--- Problem to solve ---
Gather every line that includes the word "JSON", please.

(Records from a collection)
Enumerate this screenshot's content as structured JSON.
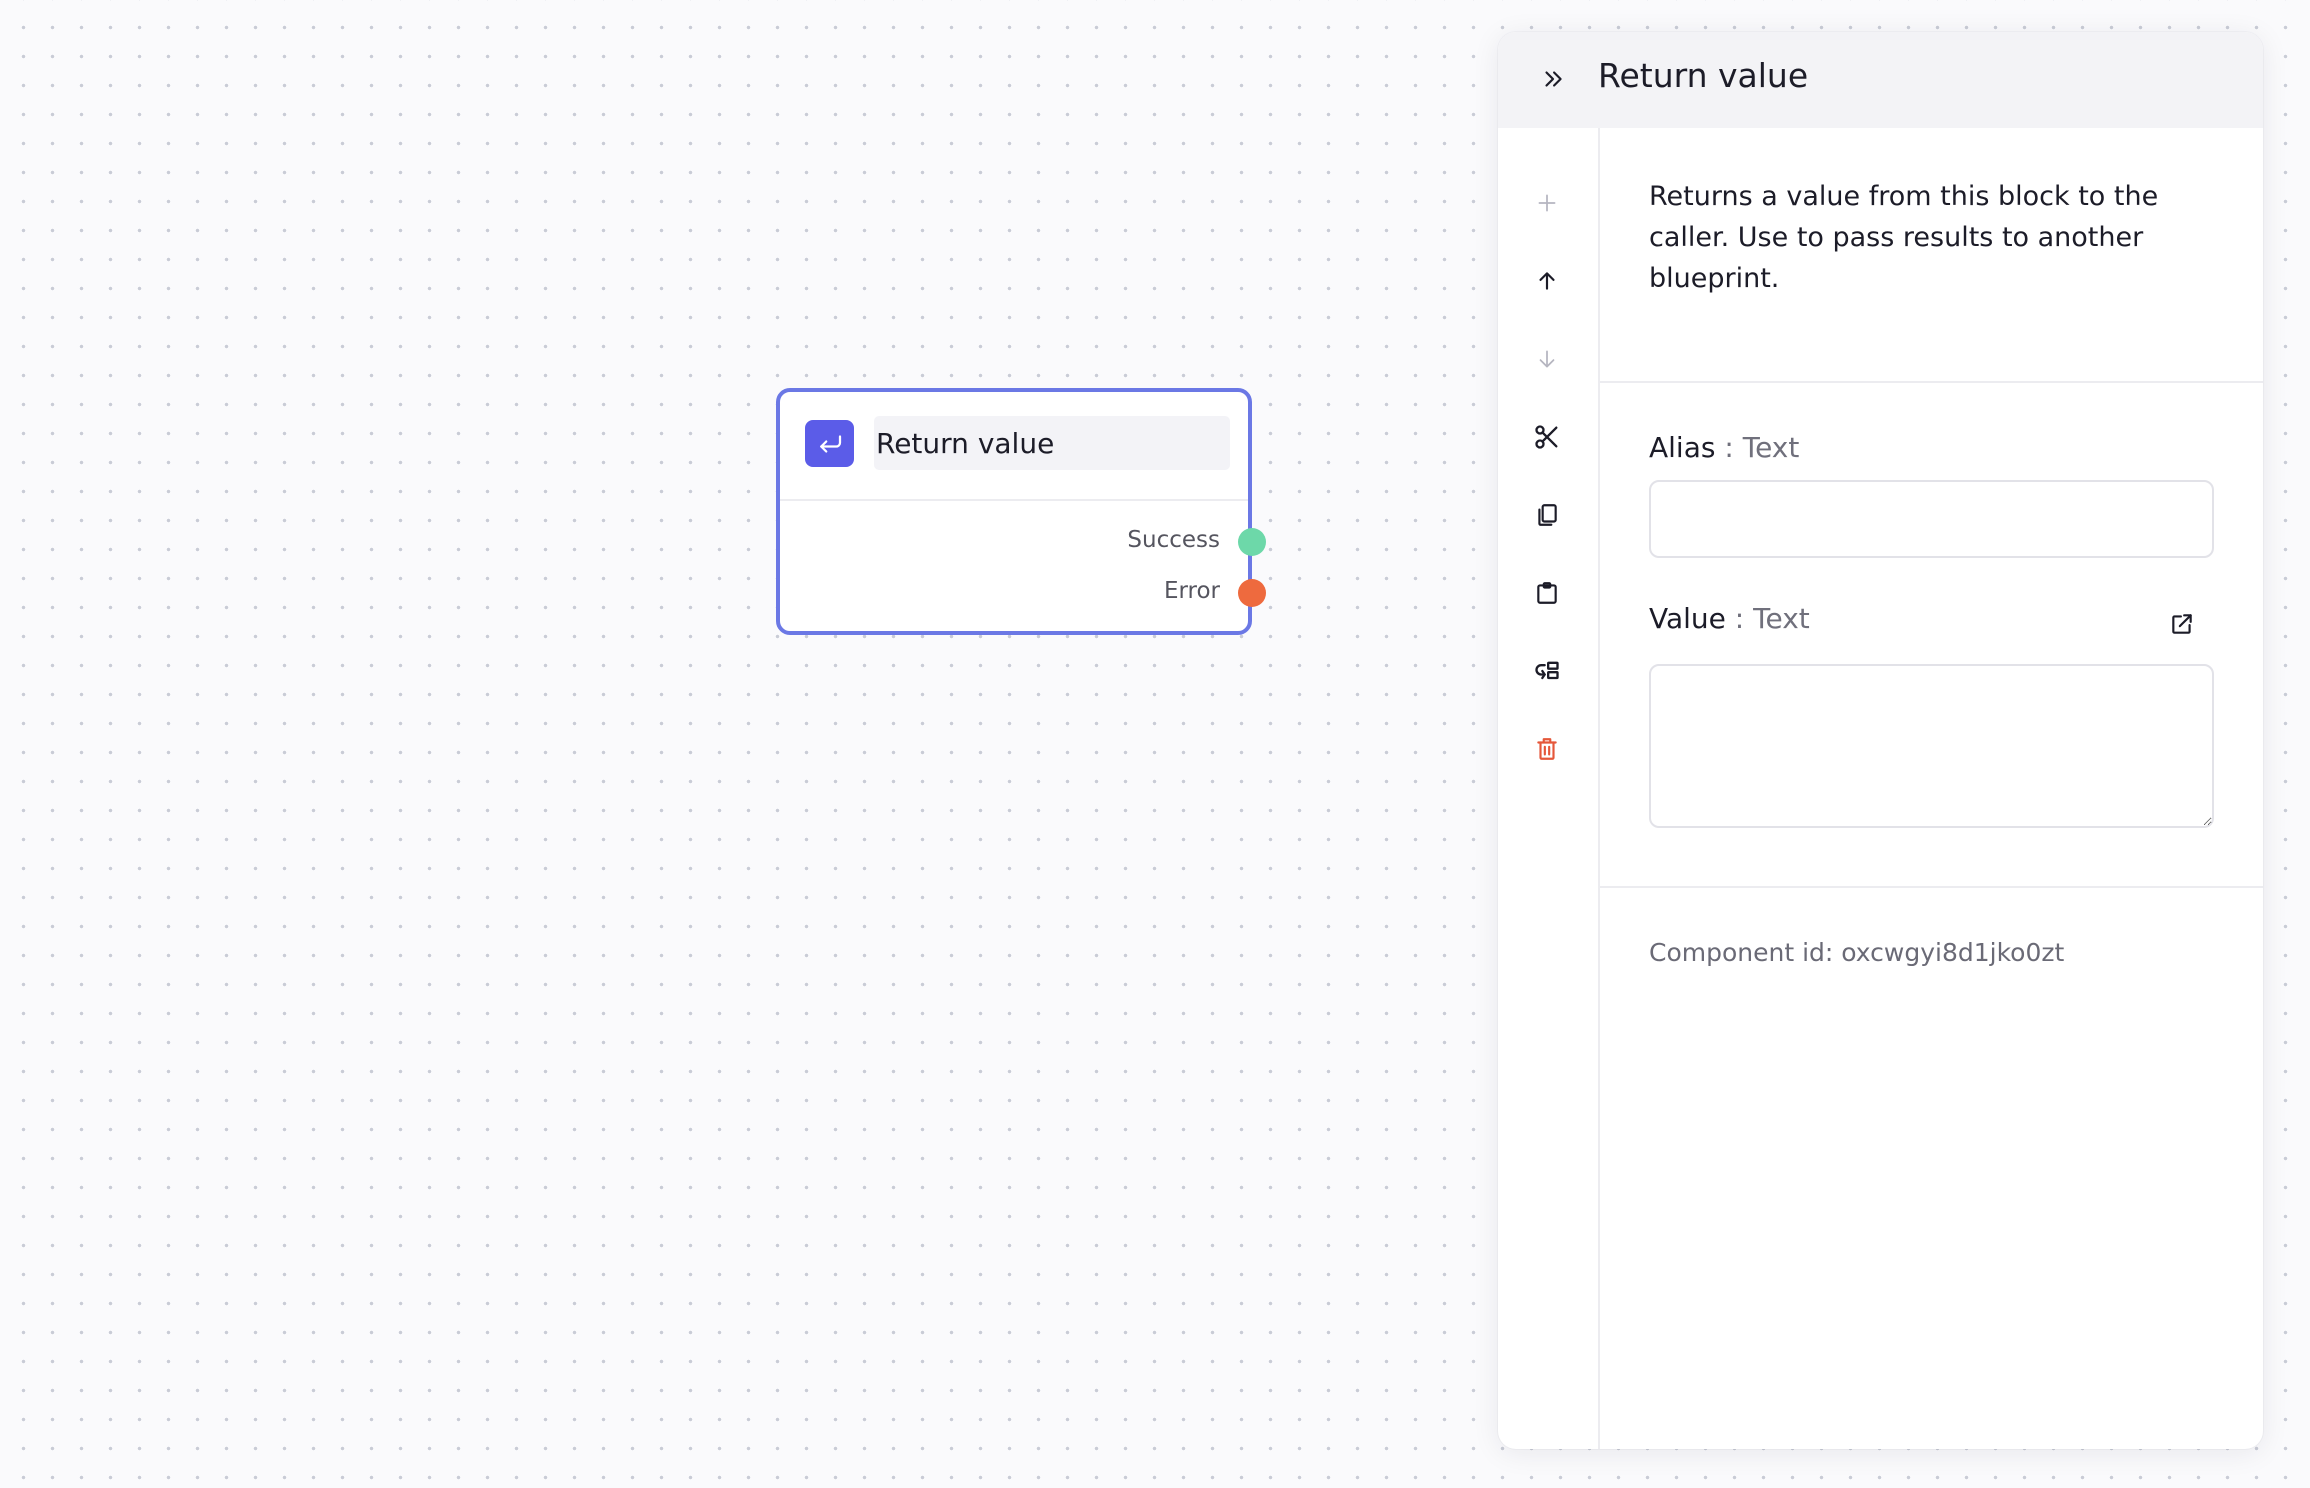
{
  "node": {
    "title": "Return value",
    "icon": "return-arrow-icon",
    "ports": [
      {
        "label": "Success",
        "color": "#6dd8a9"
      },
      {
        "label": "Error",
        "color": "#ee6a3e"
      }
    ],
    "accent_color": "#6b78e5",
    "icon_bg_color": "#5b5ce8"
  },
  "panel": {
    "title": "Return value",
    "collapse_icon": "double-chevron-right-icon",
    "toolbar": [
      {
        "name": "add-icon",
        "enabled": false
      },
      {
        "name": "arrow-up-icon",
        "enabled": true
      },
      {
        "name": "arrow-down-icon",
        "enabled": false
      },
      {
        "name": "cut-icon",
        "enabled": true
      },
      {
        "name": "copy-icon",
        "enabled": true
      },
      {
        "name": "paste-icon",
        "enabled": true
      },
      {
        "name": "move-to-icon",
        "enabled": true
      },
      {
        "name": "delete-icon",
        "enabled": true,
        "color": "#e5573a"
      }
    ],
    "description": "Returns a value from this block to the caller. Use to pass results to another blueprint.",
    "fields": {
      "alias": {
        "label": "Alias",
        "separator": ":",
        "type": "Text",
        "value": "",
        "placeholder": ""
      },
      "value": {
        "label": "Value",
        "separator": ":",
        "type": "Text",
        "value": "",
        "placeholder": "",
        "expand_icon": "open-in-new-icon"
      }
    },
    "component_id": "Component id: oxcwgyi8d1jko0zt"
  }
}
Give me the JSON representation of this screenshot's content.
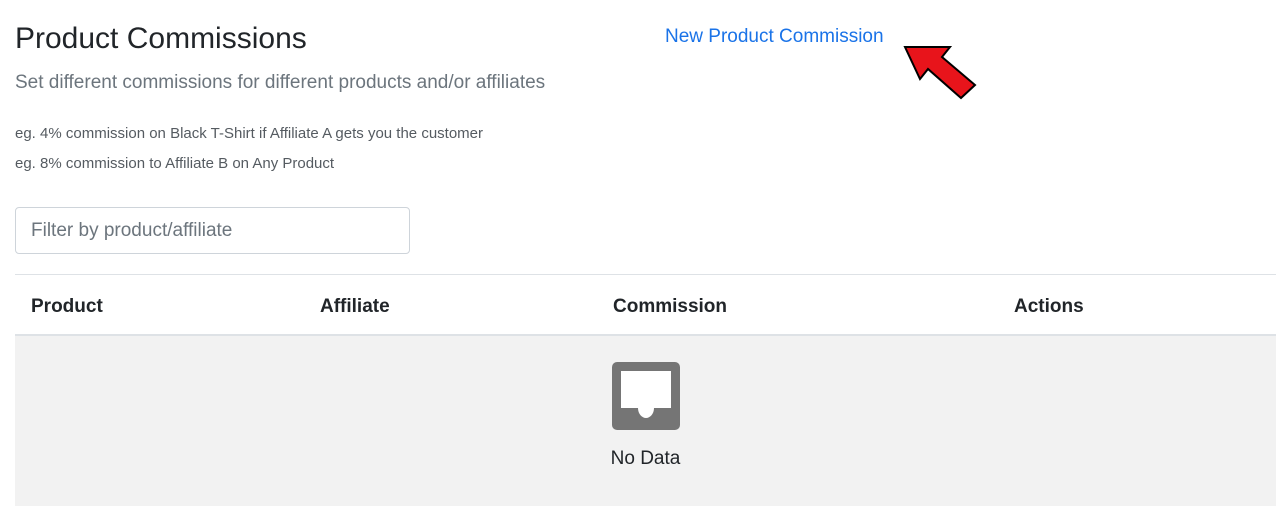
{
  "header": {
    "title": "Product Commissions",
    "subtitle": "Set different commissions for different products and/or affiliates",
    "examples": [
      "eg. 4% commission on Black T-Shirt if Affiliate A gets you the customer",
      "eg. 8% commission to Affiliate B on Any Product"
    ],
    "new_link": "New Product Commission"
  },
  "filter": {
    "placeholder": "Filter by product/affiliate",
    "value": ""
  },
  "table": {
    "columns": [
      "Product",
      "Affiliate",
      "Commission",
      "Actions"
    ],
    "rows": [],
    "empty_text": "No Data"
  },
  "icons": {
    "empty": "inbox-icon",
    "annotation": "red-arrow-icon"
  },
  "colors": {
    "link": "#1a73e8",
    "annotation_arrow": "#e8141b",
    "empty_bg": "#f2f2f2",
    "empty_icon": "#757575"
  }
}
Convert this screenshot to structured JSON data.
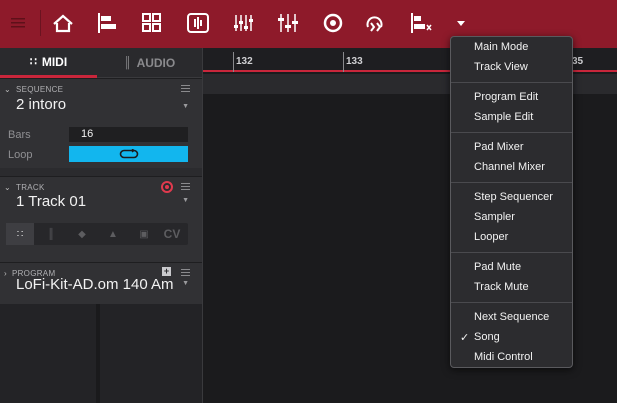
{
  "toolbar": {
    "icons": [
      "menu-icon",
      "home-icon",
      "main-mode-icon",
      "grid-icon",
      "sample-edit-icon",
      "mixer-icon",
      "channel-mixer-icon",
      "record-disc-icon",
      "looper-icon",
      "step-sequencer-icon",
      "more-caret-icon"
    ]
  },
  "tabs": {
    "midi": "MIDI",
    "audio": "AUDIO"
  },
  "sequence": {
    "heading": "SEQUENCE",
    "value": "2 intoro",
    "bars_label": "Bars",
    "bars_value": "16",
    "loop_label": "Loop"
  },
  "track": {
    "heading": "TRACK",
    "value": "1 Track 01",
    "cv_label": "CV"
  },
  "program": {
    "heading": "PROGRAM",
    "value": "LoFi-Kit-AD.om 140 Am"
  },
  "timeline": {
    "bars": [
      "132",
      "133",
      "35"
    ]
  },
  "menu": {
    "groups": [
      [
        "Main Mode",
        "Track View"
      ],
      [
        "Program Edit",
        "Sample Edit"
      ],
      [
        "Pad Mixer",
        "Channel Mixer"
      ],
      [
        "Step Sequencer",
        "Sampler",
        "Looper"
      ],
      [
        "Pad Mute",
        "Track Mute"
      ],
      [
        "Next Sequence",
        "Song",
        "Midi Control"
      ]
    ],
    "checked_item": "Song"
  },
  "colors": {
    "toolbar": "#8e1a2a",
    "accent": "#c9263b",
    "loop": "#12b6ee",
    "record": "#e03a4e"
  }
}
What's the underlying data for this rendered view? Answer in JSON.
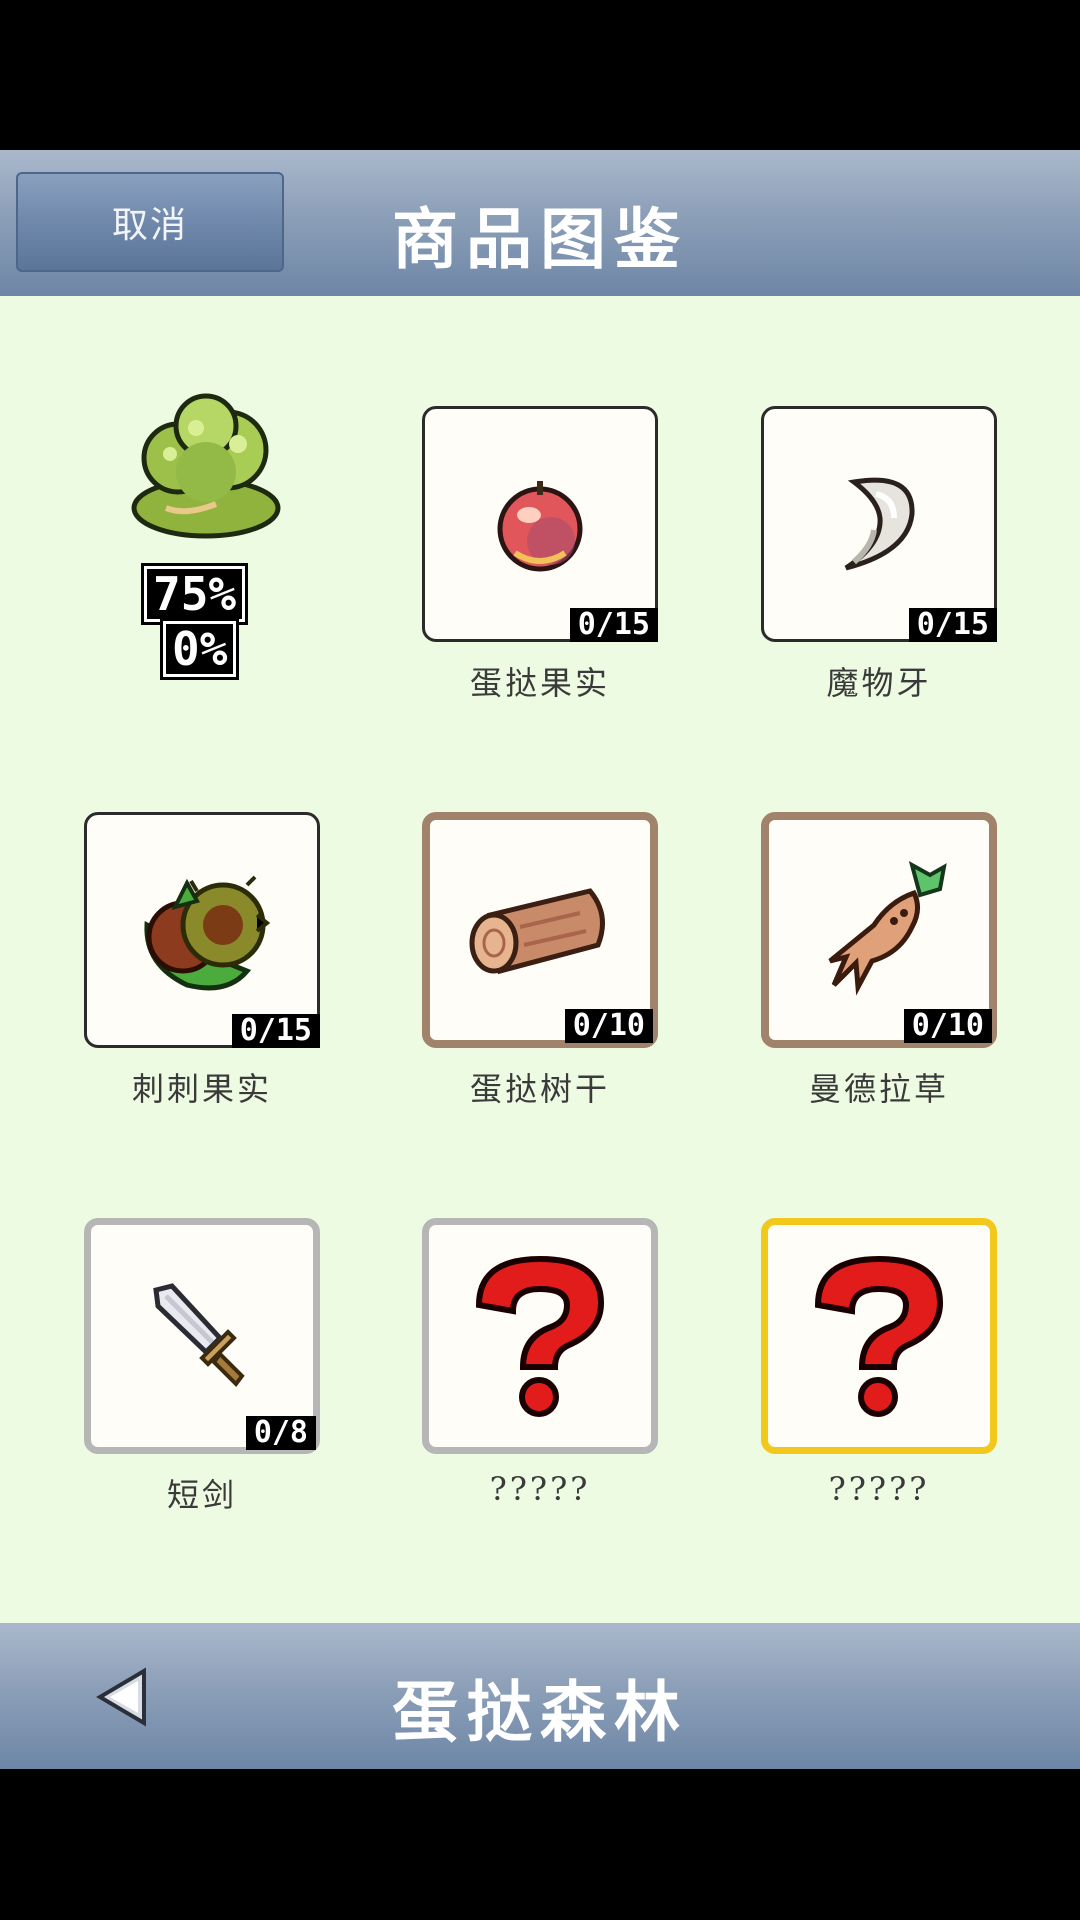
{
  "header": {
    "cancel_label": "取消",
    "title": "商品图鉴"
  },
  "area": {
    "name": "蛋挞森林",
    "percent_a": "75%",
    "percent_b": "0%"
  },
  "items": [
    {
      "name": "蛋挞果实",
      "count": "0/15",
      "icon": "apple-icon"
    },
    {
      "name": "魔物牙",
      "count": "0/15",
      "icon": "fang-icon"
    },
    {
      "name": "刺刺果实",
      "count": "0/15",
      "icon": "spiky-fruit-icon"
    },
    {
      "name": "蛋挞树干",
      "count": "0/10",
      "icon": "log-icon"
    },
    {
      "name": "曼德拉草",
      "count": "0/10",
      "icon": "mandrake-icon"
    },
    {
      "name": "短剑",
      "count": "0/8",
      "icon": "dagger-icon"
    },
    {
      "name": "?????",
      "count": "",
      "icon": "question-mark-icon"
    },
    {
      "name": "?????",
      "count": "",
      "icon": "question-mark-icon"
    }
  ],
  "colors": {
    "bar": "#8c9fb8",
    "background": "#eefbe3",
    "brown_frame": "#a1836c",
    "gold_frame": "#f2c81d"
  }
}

--- Written reply ---
Enumerate this screenshot's content as structured JSON.
Give me the JSON representation of this screenshot's content.
Convert this screenshot to structured JSON data.
What's the underlying data for this rendered view? Answer in JSON.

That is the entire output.